→ **Data rows**:
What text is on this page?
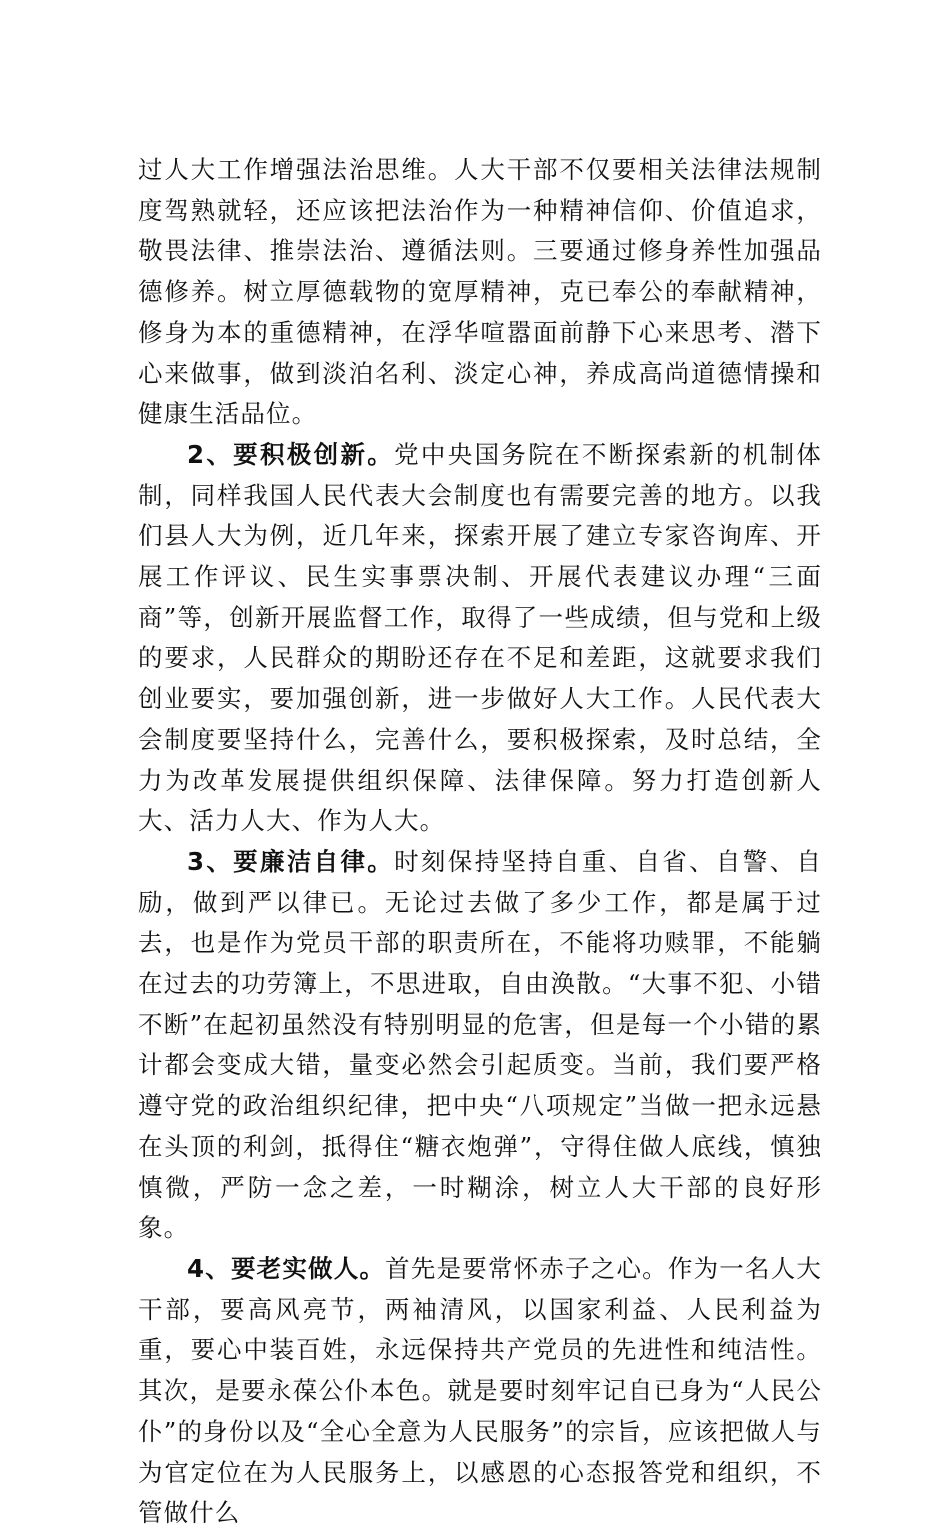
过人大工作增强法治思维。人大干部不仅要相关法律法规制度驾熟就轻，还应该把法治作为一种精神信仰、价值追求，敬畏法律、推崇法治、遵循法则。三要通过修身养性加强品德修养。树立厚德载物的宽厚精神，克已奉公的奉献精神，修身为本的重德精神，在浮华喧嚣面前静下心来思考、潜下心来做事，做到淡泊名利、淡定心神，养成高尚道德情操和健康生活品位。

2、要积极创新。党中央国务院在不断探索新的机制体制，同样我国人民代表大会制度也有需要完善的地方。以我们县人大为例，近几年来，探索开展了建立专家咨询库、开展工作评议、民生实事票决制、开展代表建议办理“三面商”等，创新开展监督工作，取得了一些成绩，但与党和上级的要求，人民群众的期盼还存在不足和差距，这就要求我们创业要实，要加强创新，进一步做好人大工作。人民代表大会制度要坚持什么，完善什么，要积极探索，及时总结，全力为改革发展提供组织保障、法律保障。努力打造创新人大、活力人大、作为人大。

3、要廉洁自律。时刻保持坚持自重、自省、自警、自励，做到严以律已。无论过去做了多少工作，都是属于过去，也是作为党员干部的职责所在，不能将功赎罪，不能躺在过去的功劳簿上，不思进取，自由涣散。“大事不犯、小错不断”在起初虽然没有特别明显的危害，但是每一个小错的累计都会变成大错，量变必然会引起质变。当前，我们要严格遵守党的政治组织纪律，把中央“八项规定”当做一把永远悬在头顶的利剑，抵得住“糖衣炮弹”，守得住做人底线，慎独慎微，严防一念之差，一时糊涂，树立人大干部的良好形象。

4、要老实做人。首先是要常怀赤子之心。作为一名人大干部，要高风亮节，两袖清风，以国家利益、人民利益为重，要心中装百姓，永远保持共产党员的先进性和纯洁性。其次，是要永葆公仆本色。就是要时刻牢记自已身为“人民公仆”的身份以及“全心全意为人民服务”的宗旨，应该把做人与为官定位在为人民服务上，以感恩的心态报答党和组织，不管做什么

→ **To be done**: Output the lines above in full and exactly as given, omitting any pictures.

→ **Task output**:
What text is on this page?
过人大工作增强法治思维。人大干部不仅要相关法律法规制度驾熟就轻，还应该把法治作为一种精神信仰、价值追求，敬畏法律、推崇法治、遵循法则。三要通过修身养性加强品德修养。树立厚德载物的宽厚精神，克已奉公的奉献精神，修身为本的重德精神，在浮华喧嚣面前静下心来思考、潜下心来做事，做到淡泊名利、淡定心神，养成高尚道德情操和健康生活品位。

2、要积极创新。党中央国务院在不断探索新的机制体制，同样我国人民代表大会制度也有需要完善的地方。以我们县人大为例，近几年来，探索开展了建立专家咨询库、开展工作评议、民生实事票决制、开展代表建议办理“三面商”等，创新开展监督工作，取得了一些成绩，但与党和上级的要求，人民群众的期盼还存在不足和差距，这就要求我们创业要实，要加强创新，进一步做好人大工作。人民代表大会制度要坚持什么，完善什么，要积极探索，及时总结，全力为改革发展提供组织保障、法律保障。努力打造创新人大、活力人大、作为人大。

3、要廉洁自律。时刻保持坚持自重、自省、自警、自励，做到严以律已。无论过去做了多少工作，都是属于过去，也是作为党员干部的职责所在，不能将功赎罪，不能躺在过去的功劳簿上，不思进取，自由涣散。“大事不犯、小错不断”在起初虽然没有特别明显的危害，但是每一个小错的累计都会变成大错，量变必然会引起质变。当前，我们要严格遵守党的政治组织纪律，把中央“八项规定”当做一把永远悬在头顶的利剑，抵得住“糖衣炮弹”，守得住做人底线，慎独慎微，严防一念之差，一时糊涂，树立人大干部的良好形象。

4、要老实做人。首先是要常怀赤子之心。作为一名人大干部，要高风亮节，两袖清风，以国家利益、人民利益为重，要心中装百姓，永远保持共产党员的先进性和纯洁性。其次，是要永葆公仆本色。就是要时刻牢记自已身为“人民公仆”的身份以及“全心全意为人民服务”的宗旨，应该把做人与为官定位在为人民服务上，以感恩的心态报答党和组织，不管做什么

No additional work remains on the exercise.